--- Start ---

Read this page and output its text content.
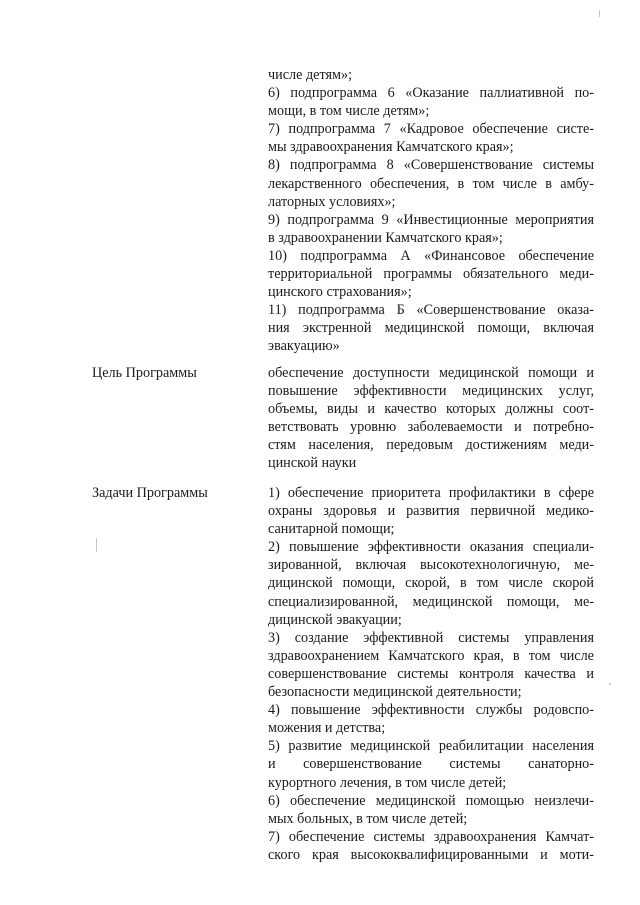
числе детям»;
6) подпрограмма 6 «Оказание паллиативной по-
мощи, в том числе детям»;
7) подпрограмма 7 «Кадровое обеспечение систе-
мы здравоохранения Камчатского края»;
8) подпрограмма 8 «Совершенствование системы
лекарственного обеспечения, в том числе в амбу-
латорных условиях»;
9) подпрограмма 9 «Инвестиционные мероприятия
в здравоохранении Камчатского края»;
10) подпрограмма А «Финансовое обеспечение
территориальной программы обязательного меди-
цинского страхования»;
11) подпрограмма Б «Совершенствование оказа-
ния экстренной медицинской помощи, включая
эвакуацию»
Цель Программы	обеспечение доступности медицинской помощи и
повышение эффективности медицинских услуг,
объемы, виды и качество которых должны соот-
ветствовать уровню заболеваемости и потребно-
стям населения, передовым достижениям меди-
цинской науки
Задачи Программы	1) обеспечение приоритета профилактики в сфере
охраны здоровья и развития первичной медико-
санитарной помощи;
2) повышение эффективности оказания специали-
зированной, включая высокотехнологичную, ме-
дицинской помощи, скорой, в том числе скорой
специализированной, медицинской помощи, ме-
дицинской эвакуации;
3) создание эффективной системы управления
здравоохранением Камчатского края, в том числе
совершенствование системы контроля качества и
безопасности медицинской деятельности;
4) повышение эффективности службы родовспо-
можения и детства;
5) развитие медицинской реабилитации населения
и совершенствование системы санаторно-
курортного лечения, в том числе детей;
6) обеспечение медицинской помощью неизлечи-
мых больных, в том числе детей;
7) обеспечение системы здравоохранения Камчат-
ского края высококвалифицированными и моти-
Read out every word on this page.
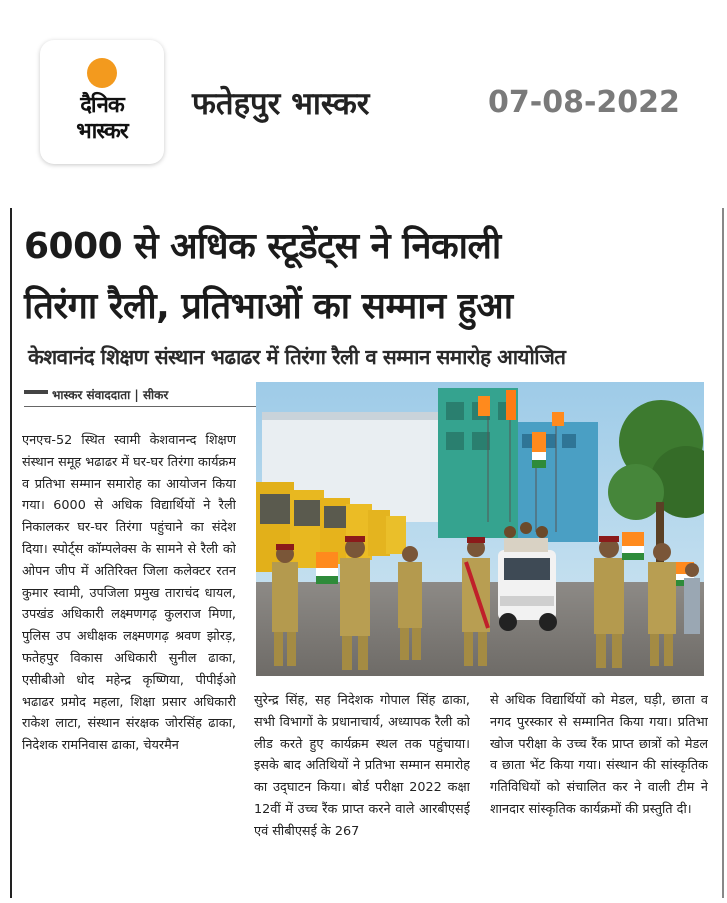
दैनिक
भास्कर
फतेहपुर भास्कर	07-08-2022
6000 से अधिक स्टूडेंट्स ने निकाली
तिरंगा रैली, प्रतिभाओं का सम्मान हुआ
केशवानंद शिक्षण संस्थान भढाढर में तिरंगा रैली व सम्मान समारोह आयोजित
भास्कर संवाददाता | सीकर

एनएच-52 स्थित स्वामी केशवानन्द शिक्षण संस्थान समूह भढाढर में घर-घर तिरंगा कार्यक्रम व प्रतिभा सम्मान समारोह का आयोजन किया गया। 6000 से अधिक विद्यार्थियों ने रैली निकालकर घर-घर तिरंगा पहुंचाने का संदेश दिया। स्पोर्ट्स कॉम्पलेक्स के सामने से रैली को ओपन जीप में अतिरिक्त जिला कलेक्टर रतन कुमार स्वामी, उपजिला प्रमुख ताराचंद धायल, उपखंड अधिकारी लक्ष्मणगढ़ कुलराज मिणा, पुलिस उप अधीक्षक लक्ष्मणगढ़ श्रवण झोरड़, फतेहपुर विकास अधिकारी सुनील ढाका, एसीबीओ धोद महेन्द्र कृष्णिया, पीपीईओ भढाढर प्रमोद महला, शिक्षा प्रसार अधिकारी राकेश लाटा, संस्थान संरक्षक जोरसिंह ढाका, निदेशक रामनिवास ढाका, चेयरमैन

सुरेन्द्र सिंह, सह निदेशक गोपाल सिंह ढाका, सभी विभागों के प्रधानाचार्य, अध्यापक रैली को लीड करते हुए कार्यक्रम स्थल तक पहुंचाया। इसके बाद अतिथियों ने प्रतिभा सम्मान समारोह का उद्‌घाटन किया। बोर्ड परीक्षा 2022 कक्षा 12वीं में उच्च रैंक प्राप्त करने वाले आरबीएसई एवं सीबीएसई के 267

से अधिक विद्यार्थियों को मेडल, घड़ी, छाता व नगद पुरस्कार से सम्मानित किया गया। प्रतिभा खोज परीक्षा के उच्च रैंक प्राप्त छात्रों को मेडल व छाता भेंट किया गया। संस्थान की सांस्कृतिक गतिविधियों को संचालित कर ने वाली टीम ने शानदार सांस्कृतिक कार्यक्रमों की प्रस्तुति दी।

--- End ---

Without the pictures, restate each entry exactly.

Exercise response:
Read this page and output its text content.
числе детям»;
6) подпрограмма 6 «Оказание паллиативной по-
мощи, в том числе детям»;
7) подпрограмма 7 «Кадровое обеспечение систе-
мы здравоохранения Камчатского края»;
8) подпрограмма 8 «Совершенствование системы
лекарственного обеспечения, в том числе в амбу-
латорных условиях»;
9) подпрограмма 9 «Инвестиционные мероприятия
в здравоохранении Камчатского края»;
10) подпрограмма А «Финансовое обеспечение
территориальной программы обязательного меди-
цинского страхования»;
11) подпрограмма Б «Совершенствование оказа-
ния экстренной медицинской помощи, включая
эвакуацию»
Цель Программы	обеспечение доступности медицинской помощи и
повышение эффективности медицинских услуг,
объемы, виды и качество которых должны соот-
ветствовать уровню заболеваемости и потребно-
стям населения, передовым достижениям меди-
цинской науки
Задачи Программы	1) обеспечение приоритета профилактики в сфере
охраны здоровья и развития первичной медико-
санитарной помощи;
2) повышение эффективности оказания специали-
зированной, включая высокотехнологичную, ме-
дицинской помощи, скорой, в том числе скорой
специализированной, медицинской помощи, ме-
дицинской эвакуации;
3) создание эффективной системы управления
здравоохранением Камчатского края, в том числе
совершенствование системы контроля качества и
безопасности медицинской деятельности;
4) повышение эффективности службы родовспо-
можения и детства;
5) развитие медицинской реабилитации населения
и совершенствование системы санаторно-
курортного лечения, в том числе детей;
6) обеспечение медицинской помощью неизлечи-
мых больных, в том числе детей;
7) обеспечение системы здравоохранения Камчат-
ского края высококвалифицированными и моти-
Read out every word on this page.
दैनिक
भास्कर
फतेहपुर भास्कर	07-08-2022
6000 से अधिक स्टूडेंट्स ने निकाली
तिरंगा रैली, प्रतिभाओं का सम्मान हुआ
केशवानंद शिक्षण संस्थान भढाढर में तिरंगा रैली व सम्मान समारोह आयोजित
भास्कर संवाददाता | सीकर

एनएच-52 स्थित स्वामी केशवानन्द शिक्षण संस्थान समूह भढाढर में घर-घर तिरंगा कार्यक्रम व प्रतिभा सम्मान समारोह का आयोजन किया गया। 6000 से अधिक विद्यार्थियों ने रैली निकालकर घर-घर तिरंगा पहुंचाने का संदेश दिया। स्पोर्ट्स कॉम्पलेक्स के सामने से रैली को ओपन जीप में अतिरिक्त जिला कलेक्टर रतन कुमार स्वामी, उपजिला प्रमुख ताराचंद धायल, उपखंड अधिकारी लक्ष्मणगढ़ कुलराज मिणा, पुलिस उप अधीक्षक लक्ष्मणगढ़ श्रवण झोरड़, फतेहपुर विकास अधिकारी सुनील ढाका, एसीबीओ धोद महेन्द्र कृष्णिया, पीपीईओ भढाढर प्रमोद महला, शिक्षा प्रसार अधिकारी राकेश लाटा, संस्थान संरक्षक जोरसिंह ढाका, निदेशक रामनिवास ढाका, चेयरमैन

सुरेन्द्र सिंह, सह निदेशक गोपाल सिंह ढाका, सभी विभागों के प्रधानाचार्य, अध्यापक रैली को लीड करते हुए कार्यक्रम स्थल तक पहुंचाया। इसके बाद अतिथियों ने प्रतिभा सम्मान समारोह का उद्‌घाटन किया। बोर्ड परीक्षा 2022 कक्षा 12वीं में उच्च रैंक प्राप्त करने वाले आरबीएसई एवं सीबीएसई के 267

से अधिक विद्यार्थियों को मेडल, घड़ी, छाता व नगद पुरस्कार से सम्मानित किया गया। प्रतिभा खोज परीक्षा के उच्च रैंक प्राप्त छात्रों को मेडल व छाता भेंट किया गया। संस्थान की सांस्कृतिक गतिविधियों को संचालित कर ने वाली टीम ने शानदार सांस्कृतिक कार्यक्रमों की प्रस्तुति दी।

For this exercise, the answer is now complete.